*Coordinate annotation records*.
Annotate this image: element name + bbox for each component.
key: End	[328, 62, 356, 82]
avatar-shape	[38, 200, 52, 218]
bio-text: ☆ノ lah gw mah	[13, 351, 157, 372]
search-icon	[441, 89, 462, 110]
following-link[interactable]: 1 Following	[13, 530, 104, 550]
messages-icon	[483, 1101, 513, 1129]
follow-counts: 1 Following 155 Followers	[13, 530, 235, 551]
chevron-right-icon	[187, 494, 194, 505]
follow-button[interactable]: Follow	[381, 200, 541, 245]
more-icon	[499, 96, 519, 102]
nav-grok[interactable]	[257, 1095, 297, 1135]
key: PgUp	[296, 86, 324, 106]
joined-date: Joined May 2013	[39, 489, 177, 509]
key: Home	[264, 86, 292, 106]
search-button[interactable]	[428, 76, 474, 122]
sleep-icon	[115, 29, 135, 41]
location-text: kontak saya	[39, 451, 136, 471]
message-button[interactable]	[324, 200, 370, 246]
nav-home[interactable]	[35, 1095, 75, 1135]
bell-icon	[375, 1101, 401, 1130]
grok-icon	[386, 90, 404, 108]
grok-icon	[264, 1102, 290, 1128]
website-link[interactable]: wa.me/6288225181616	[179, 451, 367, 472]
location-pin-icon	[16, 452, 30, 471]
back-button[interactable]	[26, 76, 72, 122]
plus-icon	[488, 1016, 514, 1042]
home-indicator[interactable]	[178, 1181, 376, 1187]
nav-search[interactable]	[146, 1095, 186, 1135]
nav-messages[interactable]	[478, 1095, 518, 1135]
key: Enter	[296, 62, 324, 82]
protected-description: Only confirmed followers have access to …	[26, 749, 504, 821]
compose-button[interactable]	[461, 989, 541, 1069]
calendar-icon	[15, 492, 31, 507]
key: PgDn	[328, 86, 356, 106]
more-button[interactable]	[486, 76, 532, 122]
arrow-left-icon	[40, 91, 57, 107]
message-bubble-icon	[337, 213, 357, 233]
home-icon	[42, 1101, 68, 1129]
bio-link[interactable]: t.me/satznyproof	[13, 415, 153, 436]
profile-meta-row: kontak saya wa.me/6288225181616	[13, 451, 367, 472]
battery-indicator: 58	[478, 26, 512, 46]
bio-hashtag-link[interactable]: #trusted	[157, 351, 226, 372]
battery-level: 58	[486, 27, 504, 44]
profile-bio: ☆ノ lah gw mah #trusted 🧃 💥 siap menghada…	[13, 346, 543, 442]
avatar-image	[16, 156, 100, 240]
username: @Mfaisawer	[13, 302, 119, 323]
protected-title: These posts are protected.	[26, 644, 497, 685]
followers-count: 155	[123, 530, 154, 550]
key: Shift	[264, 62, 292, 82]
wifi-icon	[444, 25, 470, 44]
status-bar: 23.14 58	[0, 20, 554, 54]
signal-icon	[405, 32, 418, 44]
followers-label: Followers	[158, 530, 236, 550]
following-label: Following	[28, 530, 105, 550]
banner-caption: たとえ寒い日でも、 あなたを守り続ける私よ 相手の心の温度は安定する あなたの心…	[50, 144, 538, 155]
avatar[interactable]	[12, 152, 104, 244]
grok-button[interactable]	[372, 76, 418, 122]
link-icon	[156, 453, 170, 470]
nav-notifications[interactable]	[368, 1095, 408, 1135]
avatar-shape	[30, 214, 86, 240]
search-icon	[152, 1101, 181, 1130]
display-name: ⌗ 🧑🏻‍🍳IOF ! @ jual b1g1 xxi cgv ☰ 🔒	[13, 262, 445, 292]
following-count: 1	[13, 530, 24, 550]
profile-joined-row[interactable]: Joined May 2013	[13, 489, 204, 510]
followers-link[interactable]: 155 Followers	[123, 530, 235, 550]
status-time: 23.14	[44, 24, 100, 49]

*Task details*. Put every line of the data above into a Markdown table with two columns, No. and Line. Number the rows in order and leave out any blank lines.

*Output of the exercise*.
| No. | Line |
|---|---|
| 1 | Annotate this image: element name + bbox for each component. |
| 2 | key: End	[328, 62, 356, 82] |
| 3 | avatar-shape	[38, 200, 52, 218] |
| 4 | bio-text: ☆ノ lah gw mah	[13, 351, 157, 372] |
| 5 | search-icon	[441, 89, 462, 110] |
| 6 | following-link[interactable]: 1 Following	[13, 530, 104, 550] |
| 7 | messages-icon	[483, 1101, 513, 1129] |
| 8 | follow-counts: 1 Following 155 Followers	[13, 530, 235, 551] |
| 9 | chevron-right-icon	[187, 494, 194, 505] |
| 10 | follow-button[interactable]: Follow	[381, 200, 541, 245] |
| 11 | more-icon	[499, 96, 519, 102] |
| 12 | nav-grok[interactable]	[257, 1095, 297, 1135] |
| 13 | key: PgUp	[296, 86, 324, 106] |
| 14 | joined-date: Joined May 2013	[39, 489, 177, 509] |
| 15 | key: Home	[264, 86, 292, 106] |
| 16 | search-button[interactable]	[428, 76, 474, 122] |
| 17 | sleep-icon	[115, 29, 135, 41] |
| 18 | location-text: kontak saya	[39, 451, 136, 471] |
| 19 | message-button[interactable]	[324, 200, 370, 246] |
| 20 | nav-home[interactable]	[35, 1095, 75, 1135] |
| 21 | bell-icon	[375, 1101, 401, 1130] |
| 22 | grok-icon	[386, 90, 404, 108] |
| 23 | grok-icon	[264, 1102, 290, 1128] |
| 24 | website-link[interactable]: wa.me/6288225181616	[179, 451, 367, 472] |
| 25 | location-pin-icon	[16, 452, 30, 471] |
| 26 | back-button[interactable]	[26, 76, 72, 122] |
| 27 | plus-icon	[488, 1016, 514, 1042] |
| 28 | home-indicator[interactable]	[178, 1181, 376, 1187] |
| 29 | nav-search[interactable]	[146, 1095, 186, 1135] |
| 30 | nav-messages[interactable]	[478, 1095, 518, 1135] |
| 31 | key: Enter	[296, 62, 324, 82] |
| 32 | protected-description: Only confirmed followers have access to …	[26, 749, 504, 821] |
| 33 | compose-button[interactable]	[461, 989, 541, 1069] |
| 34 | calendar-icon	[15, 492, 31, 507] |
| 35 | key: PgDn	[328, 86, 356, 106] |
| 36 | more-button[interactable]	[486, 76, 532, 122] |
| 37 | arrow-left-icon	[40, 91, 57, 107] |
| 38 | message-bubble-icon	[337, 213, 357, 233] |
| 39 | home-icon	[42, 1101, 68, 1129] |
| 40 | bio-link[interactable]: t.me/satznyproof	[13, 415, 153, 436] |
| 41 | profile-meta-row: kontak saya wa.me/6288225181616	[13, 451, 367, 472] |
| 42 | battery-indicator: 58	[478, 26, 512, 46] |
| 43 | bio-hashtag-link[interactable]: #trusted	[157, 351, 226, 372] |
| 44 | battery-level: 58	[486, 27, 504, 44] |
| 45 | profile-bio: ☆ノ lah gw mah #trusted 🧃 💥 siap menghada…	[13, 346, 543, 442] |
| 46 | avatar-image	[16, 156, 100, 240] |
| 47 | username: @Mfaisawer	[13, 302, 119, 323] |
| 48 | protected-title: These posts are protected.	[26, 644, 497, 685] |
| 49 | followers-count: 155	[123, 530, 154, 550] |
| 50 | key: Shift	[264, 62, 292, 82] |
| 51 | wifi-icon	[444, 25, 470, 44] |
| 52 | status-bar: 23.14 58	[0, 20, 554, 54] |
| 53 | signal-icon	[405, 32, 418, 44] |
| 54 | followers-label: Followers	[158, 530, 236, 550] |
| 55 | following-label: Following	[28, 530, 105, 550] |
| 56 | banner-caption: たとえ寒い日でも、 あなたを守り続ける私よ 相手の心の温度は安定する あなたの心…	[50, 144, 538, 155] |
| 57 | avatar[interactable]	[12, 152, 104, 244] |
| 58 | grok-button[interactable]	[372, 76, 418, 122] |
| 59 | link-icon	[156, 453, 170, 470] |
| 60 | nav-notifications[interactable]	[368, 1095, 408, 1135] |
| 61 | avatar-shape	[30, 214, 86, 240] |
| 62 | search-icon	[152, 1101, 181, 1130] |
| 63 | display-name: ⌗ 🧑🏻‍🍳IOF ! @ jual b1g1 xxi cgv ☰ 🔒	[13, 262, 445, 292] |
| 64 | following-count: 1	[13, 530, 24, 550] |
| 65 | profile-joined-row[interactable]: Joined May 2013	[13, 489, 204, 510] |
| 66 | followers-link[interactable]: 155 Followers	[123, 530, 235, 550] |
| 67 | status-time: 23.14	[44, 24, 100, 49] |